• WHAT YOU WILL DO: Wherever a line holds the string "image", copy that line.

• DATA FOR THIS EXERCISE:
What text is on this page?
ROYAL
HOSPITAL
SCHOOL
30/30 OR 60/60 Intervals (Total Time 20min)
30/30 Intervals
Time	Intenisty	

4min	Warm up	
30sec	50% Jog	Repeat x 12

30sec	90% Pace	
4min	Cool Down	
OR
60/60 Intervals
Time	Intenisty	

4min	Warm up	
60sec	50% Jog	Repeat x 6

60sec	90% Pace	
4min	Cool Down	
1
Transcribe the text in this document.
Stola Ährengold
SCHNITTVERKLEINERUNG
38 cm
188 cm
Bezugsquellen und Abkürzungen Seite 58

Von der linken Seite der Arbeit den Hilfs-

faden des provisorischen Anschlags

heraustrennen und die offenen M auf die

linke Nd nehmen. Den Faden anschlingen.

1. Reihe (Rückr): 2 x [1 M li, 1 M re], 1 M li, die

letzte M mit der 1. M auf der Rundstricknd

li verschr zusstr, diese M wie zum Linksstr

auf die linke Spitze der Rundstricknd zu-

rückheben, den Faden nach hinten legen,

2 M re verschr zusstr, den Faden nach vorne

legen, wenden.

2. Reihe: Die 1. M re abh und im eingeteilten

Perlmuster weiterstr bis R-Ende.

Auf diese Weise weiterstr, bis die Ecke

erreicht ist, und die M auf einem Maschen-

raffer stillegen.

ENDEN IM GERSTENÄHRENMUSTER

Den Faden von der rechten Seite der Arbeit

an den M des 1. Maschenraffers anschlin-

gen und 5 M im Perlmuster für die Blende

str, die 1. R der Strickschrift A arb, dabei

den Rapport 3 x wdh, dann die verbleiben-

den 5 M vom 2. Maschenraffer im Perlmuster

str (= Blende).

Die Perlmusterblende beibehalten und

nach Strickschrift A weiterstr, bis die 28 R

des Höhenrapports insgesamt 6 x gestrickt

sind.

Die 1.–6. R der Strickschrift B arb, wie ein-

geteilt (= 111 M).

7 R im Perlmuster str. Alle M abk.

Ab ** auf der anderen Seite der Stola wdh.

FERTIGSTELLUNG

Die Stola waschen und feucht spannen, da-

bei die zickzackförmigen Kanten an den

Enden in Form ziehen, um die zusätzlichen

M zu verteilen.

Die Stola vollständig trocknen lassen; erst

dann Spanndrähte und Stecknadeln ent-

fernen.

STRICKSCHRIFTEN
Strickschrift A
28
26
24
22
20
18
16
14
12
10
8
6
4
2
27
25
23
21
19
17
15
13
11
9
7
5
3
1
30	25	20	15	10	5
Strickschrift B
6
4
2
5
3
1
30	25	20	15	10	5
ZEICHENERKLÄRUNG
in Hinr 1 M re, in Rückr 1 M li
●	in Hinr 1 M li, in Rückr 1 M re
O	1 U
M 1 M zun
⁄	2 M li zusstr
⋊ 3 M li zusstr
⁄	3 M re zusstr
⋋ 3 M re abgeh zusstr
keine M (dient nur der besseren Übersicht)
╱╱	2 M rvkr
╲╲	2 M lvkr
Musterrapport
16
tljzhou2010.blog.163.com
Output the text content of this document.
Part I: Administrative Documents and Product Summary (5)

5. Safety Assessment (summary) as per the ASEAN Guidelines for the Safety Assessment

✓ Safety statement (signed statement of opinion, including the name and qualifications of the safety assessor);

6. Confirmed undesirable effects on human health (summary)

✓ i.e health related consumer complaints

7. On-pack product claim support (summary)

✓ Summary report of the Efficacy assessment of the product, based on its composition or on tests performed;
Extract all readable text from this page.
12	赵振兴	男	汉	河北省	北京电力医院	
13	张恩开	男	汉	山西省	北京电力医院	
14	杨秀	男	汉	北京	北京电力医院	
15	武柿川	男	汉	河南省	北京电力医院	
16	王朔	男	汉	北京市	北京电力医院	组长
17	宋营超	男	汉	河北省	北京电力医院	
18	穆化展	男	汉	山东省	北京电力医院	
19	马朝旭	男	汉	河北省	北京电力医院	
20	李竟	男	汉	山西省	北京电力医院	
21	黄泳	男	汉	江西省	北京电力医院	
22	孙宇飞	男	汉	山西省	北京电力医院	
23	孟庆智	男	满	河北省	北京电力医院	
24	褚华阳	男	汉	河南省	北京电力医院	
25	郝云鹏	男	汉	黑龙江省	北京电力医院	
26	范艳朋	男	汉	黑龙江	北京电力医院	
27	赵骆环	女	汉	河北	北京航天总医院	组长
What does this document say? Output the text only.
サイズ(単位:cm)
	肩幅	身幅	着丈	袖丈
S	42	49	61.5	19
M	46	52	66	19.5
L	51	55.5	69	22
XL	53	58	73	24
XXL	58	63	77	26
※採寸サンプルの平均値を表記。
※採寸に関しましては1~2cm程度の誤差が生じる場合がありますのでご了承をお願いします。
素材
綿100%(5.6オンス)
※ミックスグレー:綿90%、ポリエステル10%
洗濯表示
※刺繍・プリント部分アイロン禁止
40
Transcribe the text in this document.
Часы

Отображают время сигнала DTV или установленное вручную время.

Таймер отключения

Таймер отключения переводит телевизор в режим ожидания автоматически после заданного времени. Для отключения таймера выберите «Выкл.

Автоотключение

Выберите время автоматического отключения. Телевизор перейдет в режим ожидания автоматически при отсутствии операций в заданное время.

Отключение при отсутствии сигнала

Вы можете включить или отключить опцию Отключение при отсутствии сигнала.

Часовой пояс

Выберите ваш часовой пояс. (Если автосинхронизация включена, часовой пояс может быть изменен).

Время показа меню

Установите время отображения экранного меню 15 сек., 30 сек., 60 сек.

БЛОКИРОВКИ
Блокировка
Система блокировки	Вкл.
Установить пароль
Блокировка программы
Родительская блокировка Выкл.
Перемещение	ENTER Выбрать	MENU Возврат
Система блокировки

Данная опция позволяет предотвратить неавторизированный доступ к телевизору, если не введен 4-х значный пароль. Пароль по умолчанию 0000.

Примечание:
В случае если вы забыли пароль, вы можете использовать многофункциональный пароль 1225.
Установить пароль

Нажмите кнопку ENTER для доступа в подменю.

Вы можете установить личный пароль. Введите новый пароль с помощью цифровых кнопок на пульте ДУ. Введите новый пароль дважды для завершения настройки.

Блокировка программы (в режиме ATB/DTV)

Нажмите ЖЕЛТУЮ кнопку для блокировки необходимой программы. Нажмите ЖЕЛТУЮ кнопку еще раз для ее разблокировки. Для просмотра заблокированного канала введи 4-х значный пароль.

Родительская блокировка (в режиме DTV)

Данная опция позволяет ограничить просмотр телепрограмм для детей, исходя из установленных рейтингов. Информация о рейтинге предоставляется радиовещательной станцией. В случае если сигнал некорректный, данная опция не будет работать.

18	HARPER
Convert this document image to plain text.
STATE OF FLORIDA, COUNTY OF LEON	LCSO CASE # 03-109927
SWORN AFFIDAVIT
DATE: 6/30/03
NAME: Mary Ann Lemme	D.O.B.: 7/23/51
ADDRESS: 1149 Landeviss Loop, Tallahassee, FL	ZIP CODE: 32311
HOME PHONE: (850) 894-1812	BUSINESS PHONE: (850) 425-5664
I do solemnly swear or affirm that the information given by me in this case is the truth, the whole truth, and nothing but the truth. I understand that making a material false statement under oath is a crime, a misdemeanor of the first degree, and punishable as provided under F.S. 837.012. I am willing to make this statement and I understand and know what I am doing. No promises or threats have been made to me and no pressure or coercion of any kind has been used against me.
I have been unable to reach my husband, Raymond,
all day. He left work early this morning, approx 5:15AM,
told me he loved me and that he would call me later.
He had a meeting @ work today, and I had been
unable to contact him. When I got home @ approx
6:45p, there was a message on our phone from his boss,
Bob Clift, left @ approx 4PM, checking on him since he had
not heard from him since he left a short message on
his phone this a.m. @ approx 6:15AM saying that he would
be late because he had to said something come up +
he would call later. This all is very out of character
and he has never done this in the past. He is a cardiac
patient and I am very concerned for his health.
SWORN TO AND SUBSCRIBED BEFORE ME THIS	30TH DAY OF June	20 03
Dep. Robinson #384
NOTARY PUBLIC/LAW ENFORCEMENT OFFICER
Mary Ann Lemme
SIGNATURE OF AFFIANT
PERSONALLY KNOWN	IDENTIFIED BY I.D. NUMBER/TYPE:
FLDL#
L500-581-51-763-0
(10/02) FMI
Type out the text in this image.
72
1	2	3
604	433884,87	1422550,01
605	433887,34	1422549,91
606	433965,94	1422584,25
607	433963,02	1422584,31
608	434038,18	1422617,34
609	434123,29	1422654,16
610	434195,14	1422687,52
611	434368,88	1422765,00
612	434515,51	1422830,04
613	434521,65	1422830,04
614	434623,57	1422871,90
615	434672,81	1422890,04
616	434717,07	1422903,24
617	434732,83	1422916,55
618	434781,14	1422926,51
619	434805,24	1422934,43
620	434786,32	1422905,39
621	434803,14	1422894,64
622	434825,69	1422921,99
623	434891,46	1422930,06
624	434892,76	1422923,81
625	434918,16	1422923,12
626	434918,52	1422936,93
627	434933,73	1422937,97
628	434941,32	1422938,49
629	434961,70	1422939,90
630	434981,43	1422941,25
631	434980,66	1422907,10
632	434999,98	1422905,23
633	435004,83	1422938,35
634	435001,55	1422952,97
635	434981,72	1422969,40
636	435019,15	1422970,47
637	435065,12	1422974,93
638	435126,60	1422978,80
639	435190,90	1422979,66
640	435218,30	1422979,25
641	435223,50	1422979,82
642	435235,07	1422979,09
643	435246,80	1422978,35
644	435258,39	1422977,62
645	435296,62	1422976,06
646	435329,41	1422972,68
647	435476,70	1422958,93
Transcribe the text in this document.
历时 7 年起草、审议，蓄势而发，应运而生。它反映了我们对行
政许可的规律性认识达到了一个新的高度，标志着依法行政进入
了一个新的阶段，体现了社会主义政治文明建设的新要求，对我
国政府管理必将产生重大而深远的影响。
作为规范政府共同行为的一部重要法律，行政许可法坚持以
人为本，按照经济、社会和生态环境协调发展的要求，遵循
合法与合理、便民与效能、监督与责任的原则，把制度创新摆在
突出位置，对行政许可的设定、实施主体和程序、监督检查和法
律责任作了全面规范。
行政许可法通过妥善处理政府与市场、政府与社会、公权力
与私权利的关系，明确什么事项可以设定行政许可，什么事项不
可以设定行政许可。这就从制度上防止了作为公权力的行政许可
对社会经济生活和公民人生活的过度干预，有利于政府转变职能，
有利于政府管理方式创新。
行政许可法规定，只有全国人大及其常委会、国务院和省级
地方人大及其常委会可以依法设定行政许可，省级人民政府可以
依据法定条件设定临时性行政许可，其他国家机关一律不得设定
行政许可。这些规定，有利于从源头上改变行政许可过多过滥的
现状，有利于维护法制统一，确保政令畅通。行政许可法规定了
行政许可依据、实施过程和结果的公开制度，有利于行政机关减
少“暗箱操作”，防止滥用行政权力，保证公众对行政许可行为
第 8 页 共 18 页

• REPLY TO THE TASK:
Convert this document image to plain text.
Type out the text in this image.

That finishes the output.